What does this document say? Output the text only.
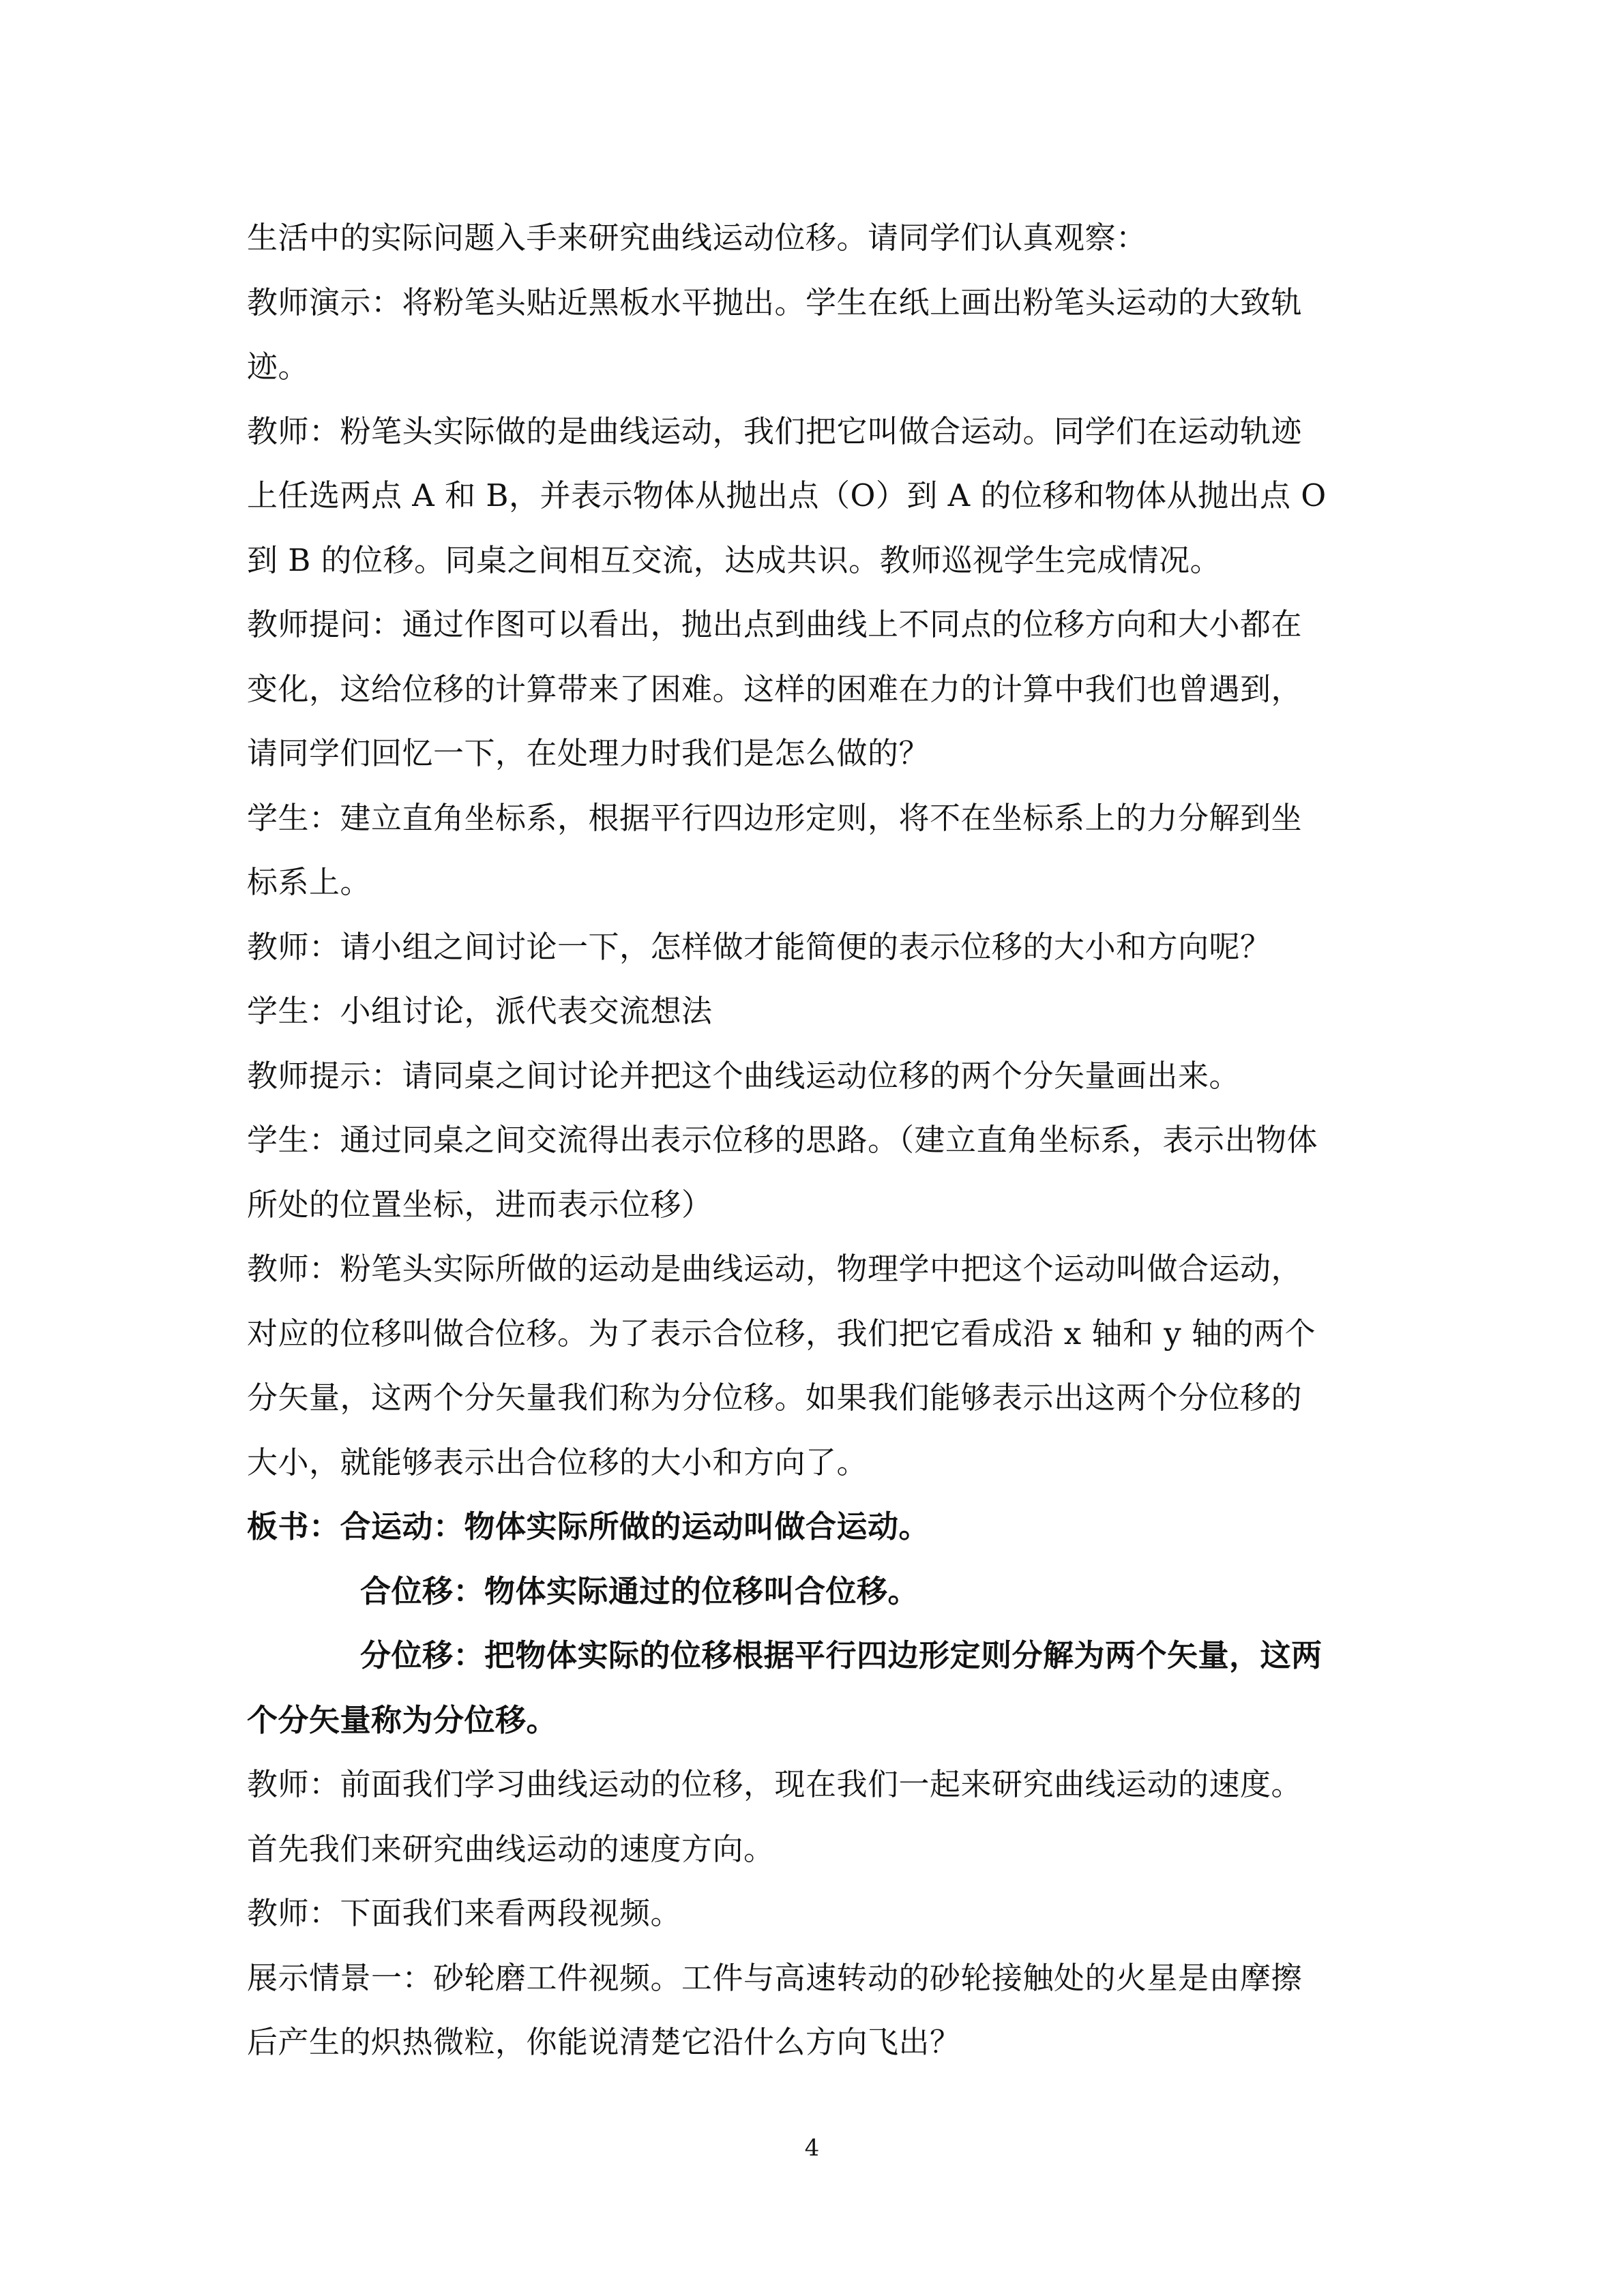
生活中的实际问题入手来研究曲线运动位移。请同学们认真观察：

教师演示：将粉笔头贴近黑板水平抛出。学生在纸上画出粉笔头运动的大致轨

迹。

教师：粉笔头实际做的是曲线运动，我们把它叫做合运动。同学们在运动轨迹

上任选两点 A 和 B，并表示物体从抛出点（O）到 A 的位移和物体从抛出点 O

到 B 的位移。同桌之间相互交流，达成共识。教师巡视学生完成情况。

教师提问：通过作图可以看出，抛出点到曲线上不同点的位移方向和大小都在

变化，这给位移的计算带来了困难。这样的困难在力的计算中我们也曾遇到，

请同学们回忆一下，在处理力时我们是怎么做的？

学生：建立直角坐标系，根据平行四边形定则，将不在坐标系上的力分解到坐

标系上。

教师：请小组之间讨论一下，怎样做才能简便的表示位移的大小和方向呢？

学生：小组讨论，派代表交流想法

教师提示：请同桌之间讨论并把这个曲线运动位移的两个分矢量画出来。

学生：通过同桌之间交流得出表示位移的思路。（建立直角坐标系，表示出物体

所处的位置坐标，进而表示位移）

教师：粉笔头实际所做的运动是曲线运动，物理学中把这个运动叫做合运动，

对应的位移叫做合位移。为了表示合位移，我们把它看成沿 x 轴和 y 轴的两个

分矢量，这两个分矢量我们称为分位移。如果我们能够表示出这两个分位移的

大小，就能够表示出合位移的大小和方向了。

板书：合运动：物体实际所做的运动叫做合运动。

合位移：物体实际通过的位移叫合位移。

分位移：把物体实际的位移根据平行四边形定则分解为两个矢量，这两

个分矢量称为分位移。

教师：前面我们学习曲线运动的位移，现在我们一起来研究曲线运动的速度。

首先我们来研究曲线运动的速度方向。

教师：下面我们来看两段视频。

展示情景一：砂轮磨工件视频。工件与高速转动的砂轮接触处的火星是由摩擦

后产生的炽热微粒，你能说清楚它沿什么方向飞出？

4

__What to work on__. Copy out all of the data word for word. Do not carry over any picture.

__Reply__.
What does this document say? Output the text only.
生活中的实际问题入手来研究曲线运动位移。请同学们认真观察：

教师演示：将粉笔头贴近黑板水平抛出。学生在纸上画出粉笔头运动的大致轨

迹。

教师：粉笔头实际做的是曲线运动，我们把它叫做合运动。同学们在运动轨迹

上任选两点 A 和 B，并表示物体从抛出点（O）到 A 的位移和物体从抛出点 O

到 B 的位移。同桌之间相互交流，达成共识。教师巡视学生完成情况。

教师提问：通过作图可以看出，抛出点到曲线上不同点的位移方向和大小都在

变化，这给位移的计算带来了困难。这样的困难在力的计算中我们也曾遇到，

请同学们回忆一下，在处理力时我们是怎么做的？

学生：建立直角坐标系，根据平行四边形定则，将不在坐标系上的力分解到坐

标系上。

教师：请小组之间讨论一下，怎样做才能简便的表示位移的大小和方向呢？

学生：小组讨论，派代表交流想法

教师提示：请同桌之间讨论并把这个曲线运动位移的两个分矢量画出来。

学生：通过同桌之间交流得出表示位移的思路。（建立直角坐标系，表示出物体

所处的位置坐标，进而表示位移）

教师：粉笔头实际所做的运动是曲线运动，物理学中把这个运动叫做合运动，

对应的位移叫做合位移。为了表示合位移，我们把它看成沿 x 轴和 y 轴的两个

分矢量，这两个分矢量我们称为分位移。如果我们能够表示出这两个分位移的

大小，就能够表示出合位移的大小和方向了。

板书：合运动：物体实际所做的运动叫做合运动。

合位移：物体实际通过的位移叫合位移。

分位移：把物体实际的位移根据平行四边形定则分解为两个矢量，这两

个分矢量称为分位移。

教师：前面我们学习曲线运动的位移，现在我们一起来研究曲线运动的速度。

首先我们来研究曲线运动的速度方向。

教师：下面我们来看两段视频。

展示情景一：砂轮磨工件视频。工件与高速转动的砂轮接触处的火星是由摩擦

后产生的炽热微粒，你能说清楚它沿什么方向飞出？

4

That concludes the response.